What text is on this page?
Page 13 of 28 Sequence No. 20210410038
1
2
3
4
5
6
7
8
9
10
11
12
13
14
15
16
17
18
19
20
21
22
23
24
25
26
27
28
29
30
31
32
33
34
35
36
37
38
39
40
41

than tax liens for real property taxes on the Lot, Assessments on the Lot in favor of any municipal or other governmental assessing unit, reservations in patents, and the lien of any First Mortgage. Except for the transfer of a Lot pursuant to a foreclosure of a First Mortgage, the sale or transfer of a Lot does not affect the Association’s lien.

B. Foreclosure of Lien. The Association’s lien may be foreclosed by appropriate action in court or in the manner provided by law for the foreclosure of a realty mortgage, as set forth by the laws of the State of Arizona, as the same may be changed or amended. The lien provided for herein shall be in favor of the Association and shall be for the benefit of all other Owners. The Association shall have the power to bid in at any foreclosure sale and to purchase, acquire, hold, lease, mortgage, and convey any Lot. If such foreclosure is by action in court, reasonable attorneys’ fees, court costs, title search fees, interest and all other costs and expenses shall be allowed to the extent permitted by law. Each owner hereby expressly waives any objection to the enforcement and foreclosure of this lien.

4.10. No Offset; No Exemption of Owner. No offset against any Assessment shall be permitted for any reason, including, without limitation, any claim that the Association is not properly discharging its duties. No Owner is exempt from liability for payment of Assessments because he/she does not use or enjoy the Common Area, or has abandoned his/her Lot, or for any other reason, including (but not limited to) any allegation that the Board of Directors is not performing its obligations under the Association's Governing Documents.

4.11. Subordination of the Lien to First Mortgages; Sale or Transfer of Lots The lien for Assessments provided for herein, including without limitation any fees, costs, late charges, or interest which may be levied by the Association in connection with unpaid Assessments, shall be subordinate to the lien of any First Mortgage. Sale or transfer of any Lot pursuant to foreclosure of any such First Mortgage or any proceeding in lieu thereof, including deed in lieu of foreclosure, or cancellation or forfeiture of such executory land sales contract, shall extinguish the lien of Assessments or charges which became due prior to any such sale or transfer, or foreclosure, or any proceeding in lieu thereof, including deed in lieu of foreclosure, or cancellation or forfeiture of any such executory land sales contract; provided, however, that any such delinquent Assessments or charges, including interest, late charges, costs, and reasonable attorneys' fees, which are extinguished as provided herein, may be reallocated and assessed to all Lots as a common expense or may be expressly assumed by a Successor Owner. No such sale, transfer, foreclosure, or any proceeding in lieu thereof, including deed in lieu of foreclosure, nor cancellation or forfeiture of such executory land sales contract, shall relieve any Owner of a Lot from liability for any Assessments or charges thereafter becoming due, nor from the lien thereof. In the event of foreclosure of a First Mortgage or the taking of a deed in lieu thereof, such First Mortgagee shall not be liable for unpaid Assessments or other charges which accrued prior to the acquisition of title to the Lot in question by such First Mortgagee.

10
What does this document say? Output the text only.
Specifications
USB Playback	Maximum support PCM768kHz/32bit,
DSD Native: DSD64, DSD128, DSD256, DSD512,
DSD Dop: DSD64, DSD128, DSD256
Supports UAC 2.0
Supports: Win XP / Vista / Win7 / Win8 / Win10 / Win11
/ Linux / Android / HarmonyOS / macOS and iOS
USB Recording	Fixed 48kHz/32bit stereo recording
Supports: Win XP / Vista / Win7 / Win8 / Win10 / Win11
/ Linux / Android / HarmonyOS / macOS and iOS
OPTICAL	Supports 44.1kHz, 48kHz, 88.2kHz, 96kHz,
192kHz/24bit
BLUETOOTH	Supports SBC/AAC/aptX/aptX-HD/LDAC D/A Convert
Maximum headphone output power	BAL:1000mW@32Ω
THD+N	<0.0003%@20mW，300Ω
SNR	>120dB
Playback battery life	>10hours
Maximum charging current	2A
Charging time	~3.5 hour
====
### Task directions
In the entries above, some lines may contain the string "permitted"; report how many, without additional comment.

### Problem solution
2